PROBLEM STATEMENT —
Copy out every row below that contains the string "aider", keeping each of those rows whole. The match is case-sensitive.

____________

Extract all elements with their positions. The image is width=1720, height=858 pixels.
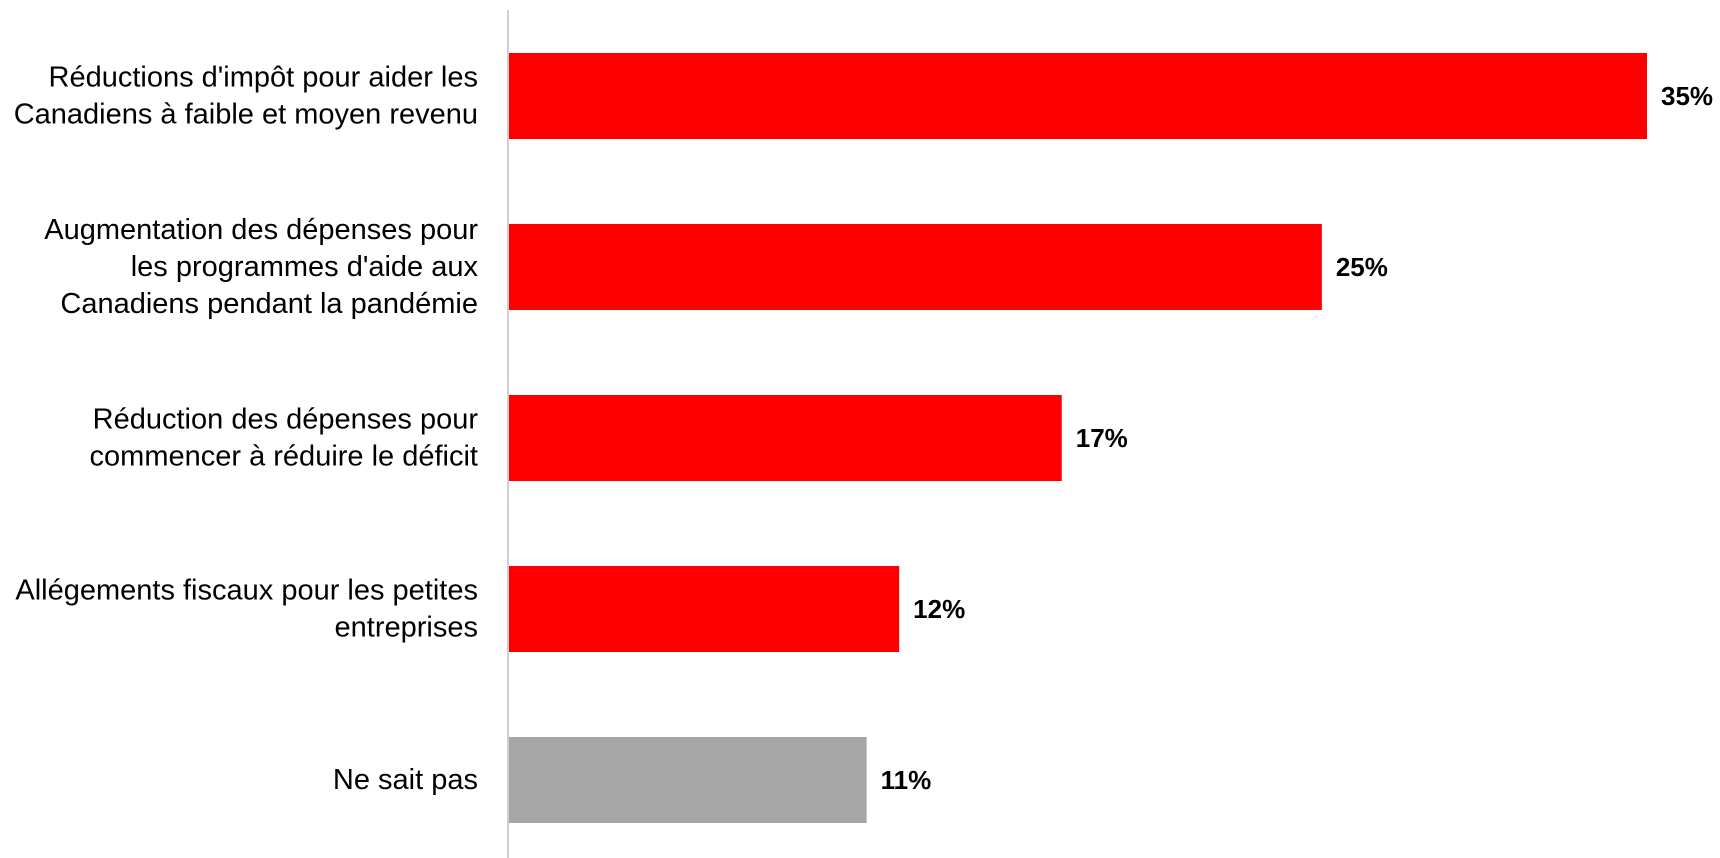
value-label-2: 17% [1076,423,1128,453]
value-label-3: 12% [913,594,965,624]
category-label-1-line-1: les programmes d'aide aux [131,251,479,283]
value-label-1: 25% [1336,252,1388,282]
category-label-1-line-0: Augmentation des dépenses pour [44,214,478,246]
bar-4 [509,737,867,823]
category-label-3-line-0: Allégements fiscaux pour les petites [15,575,478,607]
value-labels-group: 35% 25% 17% 12% 11% [881,81,1713,795]
bar-3 [509,566,900,652]
category-labels-group: Réductions d'impôt pour aider les Canadie… [14,62,479,797]
category-label-0-line-1: Canadiens à faible et moyen revenu [14,99,478,131]
category-label-2-line-0: Réduction des dépenses pour [93,404,479,436]
bar-2 [509,395,1062,481]
category-label-1-line-2: Canadiens pendant la pandémie [60,288,478,320]
value-label-0: 35% [1661,81,1713,111]
bar-1 [509,224,1322,310]
bar-0 [509,53,1647,139]
category-label-2-line-1: commencer à réduire le déficit [90,441,478,473]
category-label-4-line-0: Ne sait pas [333,764,478,796]
bars-group [509,53,1647,823]
category-label-3-line-1: entreprises [335,612,478,644]
category-label-0-line-0: Réductions d'impôt pour aider les [49,62,479,94]
value-label-4: 11% [881,765,932,795]
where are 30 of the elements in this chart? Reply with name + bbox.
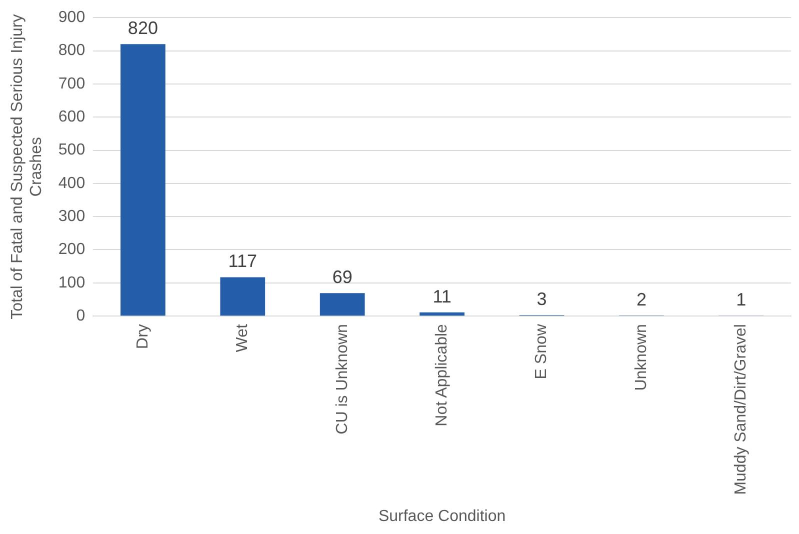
y-tick-label: 200 <box>58 241 86 258</box>
data-label: 117 <box>228 251 257 272</box>
x-axis-title: Surface Condition <box>378 508 506 525</box>
x-tick-label: Wet <box>234 324 252 352</box>
bar <box>320 293 365 316</box>
bar <box>220 277 266 316</box>
y-tick-label: 600 <box>58 108 86 126</box>
bar <box>420 312 464 316</box>
y-axis-title: Total of Fatal and Suspected Serious Injury Crashes <box>9 14 46 320</box>
x-tick-label: E Snow <box>533 324 550 380</box>
y-tick-label: 400 <box>58 174 86 192</box>
data-label: 11 <box>432 286 452 306</box>
y-tick-label: 0 <box>76 307 86 324</box>
y-tick-label: 800 <box>58 42 86 60</box>
x-tick-label: CU is Unknown <box>334 324 351 434</box>
data-label: 820 <box>128 18 158 38</box>
data-label: 3 <box>536 289 547 310</box>
y-tick-label: 500 <box>58 142 86 159</box>
y-tick-label: 300 <box>58 208 86 225</box>
y-tick-label: 900 <box>58 9 86 26</box>
bar <box>120 44 166 316</box>
x-tick-label: Muddy Sand/Dirt/Gravel <box>732 324 750 495</box>
x-tick-label: Not Applicable <box>433 324 450 426</box>
x-tick-label: Dry <box>134 324 152 349</box>
x-tick-label: Unknown <box>632 324 650 391</box>
data-label: 2 <box>636 289 646 310</box>
data-label: 69 <box>332 267 352 288</box>
data-label: 1 <box>736 290 746 310</box>
y-tick-label: 700 <box>58 75 86 92</box>
y-tick-label: 100 <box>58 274 86 292</box>
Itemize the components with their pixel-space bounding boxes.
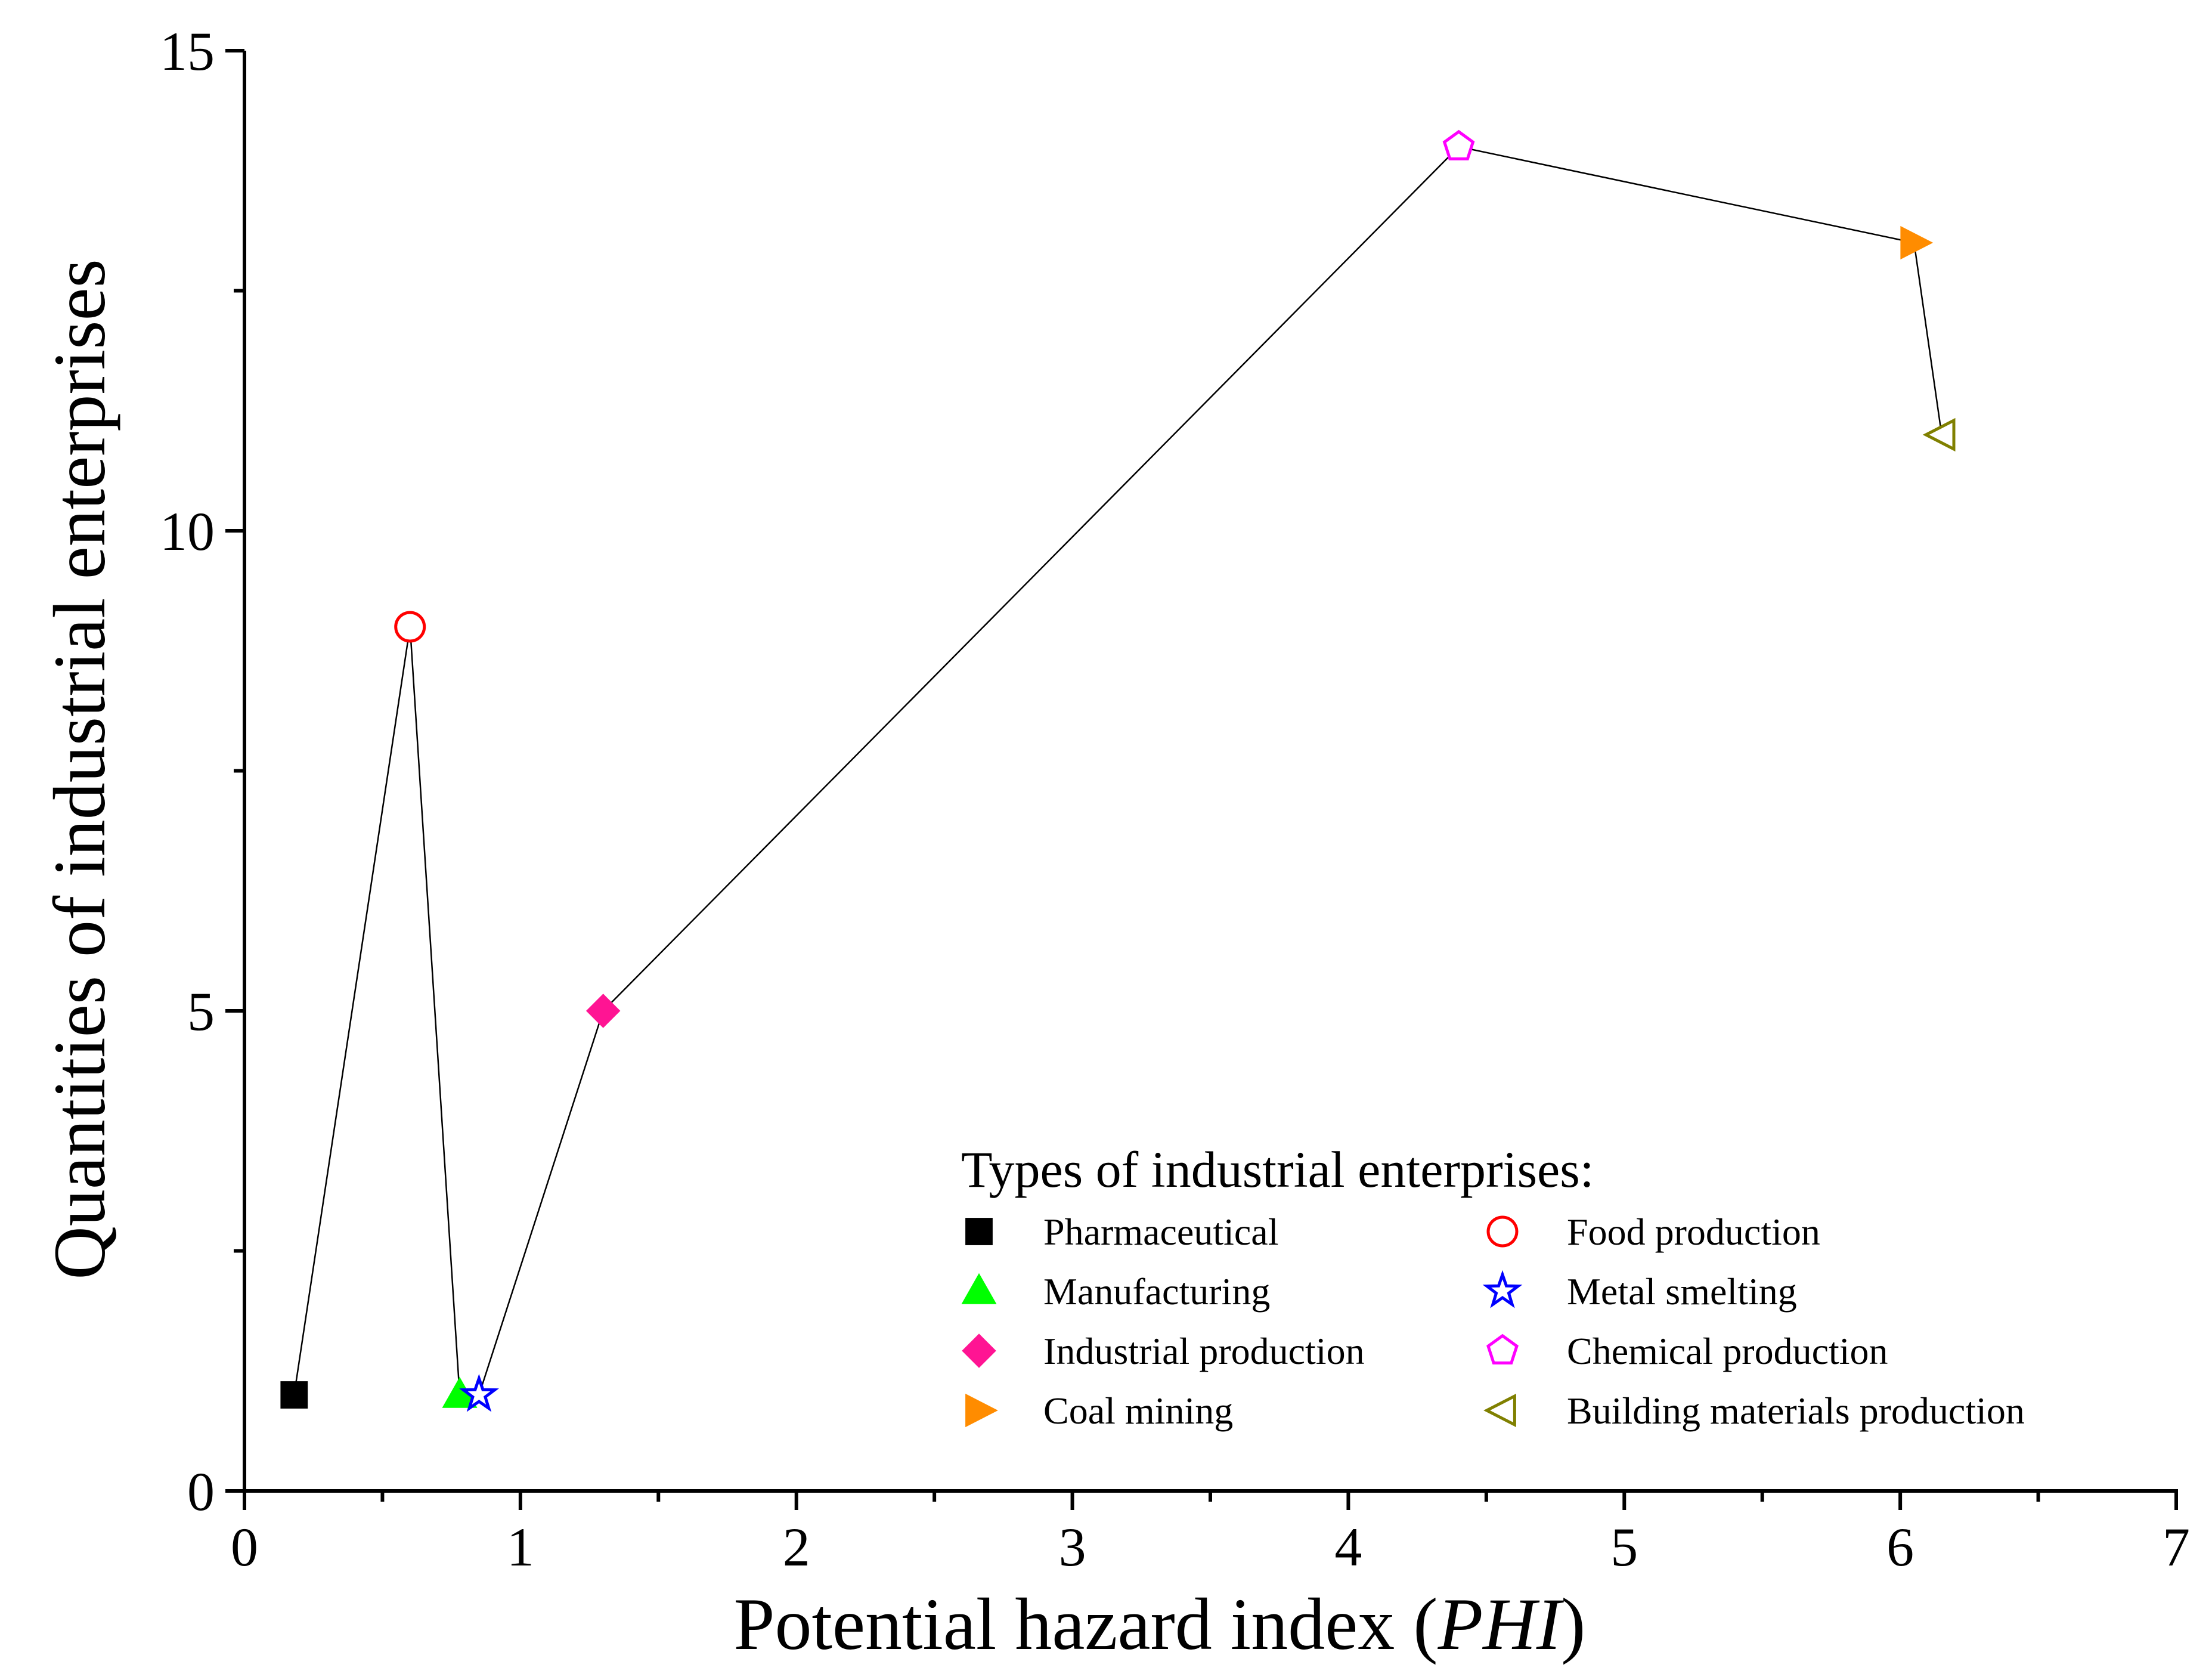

____________

ANSWER BELOW —
category-labels-group: Réductions d'impôt pour aider les Canadie… [14,62,479,797]
category-label-0-line-0: Réductions d'impôt pour aider les [49,62,479,94]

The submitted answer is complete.